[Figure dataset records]
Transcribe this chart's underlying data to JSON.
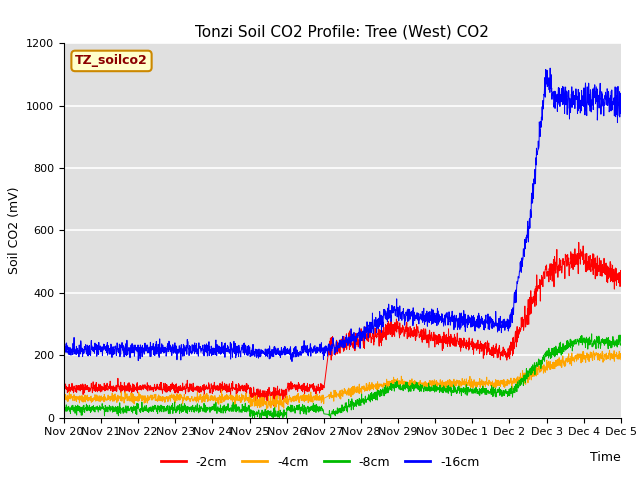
{
  "title": "Tonzi Soil CO2 Profile: Tree (West) CO2",
  "ylabel": "Soil CO2 (mV)",
  "xlabel": "Time",
  "watermark_text": "TZ_soilco2",
  "plot_bg_color": "#e0e0e0",
  "fig_bg_color": "#ffffff",
  "ylim": [
    0,
    1200
  ],
  "yticks": [
    0,
    200,
    400,
    600,
    800,
    1000,
    1200
  ],
  "tick_labels": [
    "Nov 20",
    "Nov 21",
    "Nov 22",
    "Nov 23",
    "Nov 24",
    "Nov 25",
    "Nov 26",
    "Nov 27",
    "Nov 28",
    "Nov 29",
    "Nov 30",
    "Dec 1",
    "Dec 2",
    "Dec 3",
    "Dec 4",
    "Dec 5"
  ],
  "legend_labels": [
    "-2cm",
    "-4cm",
    "-8cm",
    "-16cm"
  ],
  "legend_colors": [
    "#ff0000",
    "#ffa500",
    "#00bb00",
    "#0000ff"
  ],
  "line_colors": {
    "2cm": "#ff0000",
    "4cm": "#ffa500",
    "8cm": "#00bb00",
    "16cm": "#0000ff"
  },
  "title_fontsize": 11,
  "axis_label_fontsize": 9,
  "tick_fontsize": 8,
  "legend_fontsize": 9,
  "watermark_fontsize": 9,
  "line_width": 0.7,
  "grid_color": "#ffffff",
  "grid_lw": 1.2
}
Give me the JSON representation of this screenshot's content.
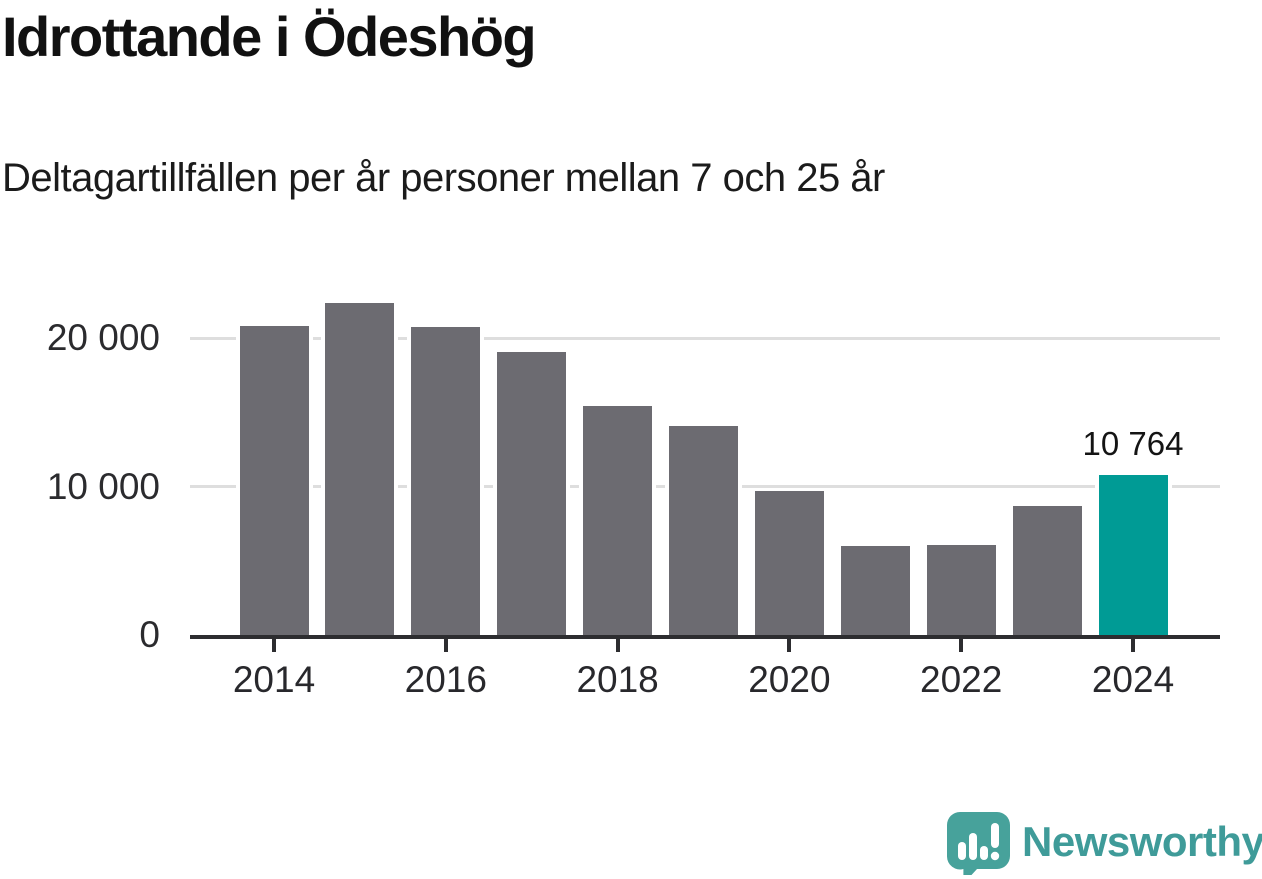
{
  "header": {
    "title": "Idrottande i Ödeshög",
    "subtitle": "Deltagartillfällen per år personer mellan 7 och 25 år"
  },
  "chart_data": {
    "type": "bar",
    "categories": [
      "2014",
      "2015",
      "2016",
      "2017",
      "2018",
      "2019",
      "2020",
      "2021",
      "2022",
      "2023",
      "2024"
    ],
    "values": [
      20800,
      22350,
      20750,
      19050,
      15400,
      14100,
      9700,
      6000,
      6050,
      8700,
      10764
    ],
    "title": "Idrottande i Ödeshög",
    "subtitle": "Deltagartillfällen per år personer mellan 7 och 25 år",
    "xlabel": "",
    "ylabel": "",
    "ylim": [
      0,
      23000
    ],
    "yticks": [
      0,
      10000,
      20000
    ],
    "ytick_labels": [
      "0",
      "10 000",
      "20 000"
    ],
    "xtick_years": [
      "2014",
      "2016",
      "2018",
      "2020",
      "2022",
      "2024"
    ],
    "xtick_labels": [
      "2014",
      "2016",
      "2018",
      "2020",
      "2022",
      "2024"
    ],
    "grid": "horizontal",
    "legend": "none",
    "highlight_index": 10,
    "highlight_value_label": "10 764",
    "bar_color": "#6c6b71",
    "highlight_color": "#009b95",
    "axis_color": "#2d2d30",
    "gridline_color": "#dedede"
  },
  "footer": {
    "brand_name": "Newsworthy",
    "logo_icon": "newsworthy-speech-bubble-chart-icon",
    "brand_color": "#3f9b99",
    "logo_bubble_color": "#47a29b"
  }
}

**Requirement**. Transcribe the whole listing exactly. Pictures are excluded.

**Task answer**.
Transcribe this chart's underlying data to JSON.
{
  "title": "Tonzi Soil CO2 Profile: Tree (West) CO2",
  "ylabel": "Soil CO2 (mV)",
  "xlabel": "Time",
  "watermark_text": "TZ_soilco2",
  "plot_bg_color": "#e0e0e0",
  "fig_bg_color": "#ffffff",
  "ylim": [
    0,
    1200
  ],
  "yticks": [
    0,
    200,
    400,
    600,
    800,
    1000,
    1200
  ],
  "tick_labels": [
    "Nov 20",
    "Nov 21",
    "Nov 22",
    "Nov 23",
    "Nov 24",
    "Nov 25",
    "Nov 26",
    "Nov 27",
    "Nov 28",
    "Nov 29",
    "Nov 30",
    "Dec 1",
    "Dec 2",
    "Dec 3",
    "Dec 4",
    "Dec 5"
  ],
  "legend_labels": [
    "-2cm",
    "-4cm",
    "-8cm",
    "-16cm"
  ],
  "legend_colors": [
    "#ff0000",
    "#ffa500",
    "#00bb00",
    "#0000ff"
  ],
  "line_colors": {
    "2cm": "#ff0000",
    "4cm": "#ffa500",
    "8cm": "#00bb00",
    "16cm": "#0000ff"
  },
  "title_fontsize": 11,
  "axis_label_fontsize": 9,
  "tick_fontsize": 8,
  "legend_fontsize": 9,
  "watermark_fontsize": 9,
  "line_width": 0.7,
  "grid_color": "#ffffff",
  "grid_lw": 1.2
}
Give me the JSON representation of this screenshot's content.
{
  "header": {
    "title": "Idrottande i Ödeshög",
    "subtitle": "Deltagartillfällen per år personer mellan 7 och 25 år"
  },
  "chart_data": {
    "type": "bar",
    "categories": [
      "2014",
      "2015",
      "2016",
      "2017",
      "2018",
      "2019",
      "2020",
      "2021",
      "2022",
      "2023",
      "2024"
    ],
    "values": [
      20800,
      22350,
      20750,
      19050,
      15400,
      14100,
      9700,
      6000,
      6050,
      8700,
      10764
    ],
    "title": "Idrottande i Ödeshög",
    "subtitle": "Deltagartillfällen per år personer mellan 7 och 25 år",
    "xlabel": "",
    "ylabel": "",
    "ylim": [
      0,
      23000
    ],
    "yticks": [
      0,
      10000,
      20000
    ],
    "ytick_labels": [
      "0",
      "10 000",
      "20 000"
    ],
    "xtick_years": [
      "2014",
      "2016",
      "2018",
      "2020",
      "2022",
      "2024"
    ],
    "xtick_labels": [
      "2014",
      "2016",
      "2018",
      "2020",
      "2022",
      "2024"
    ],
    "grid": "horizontal",
    "legend": "none",
    "highlight_index": 10,
    "highlight_value_label": "10 764",
    "bar_color": "#6c6b71",
    "highlight_color": "#009b95",
    "axis_color": "#2d2d30",
    "gridline_color": "#dedede"
  },
  "footer": {
    "brand_name": "Newsworthy",
    "logo_icon": "newsworthy-speech-bubble-chart-icon",
    "brand_color": "#3f9b99",
    "logo_bubble_color": "#47a29b"
  }
}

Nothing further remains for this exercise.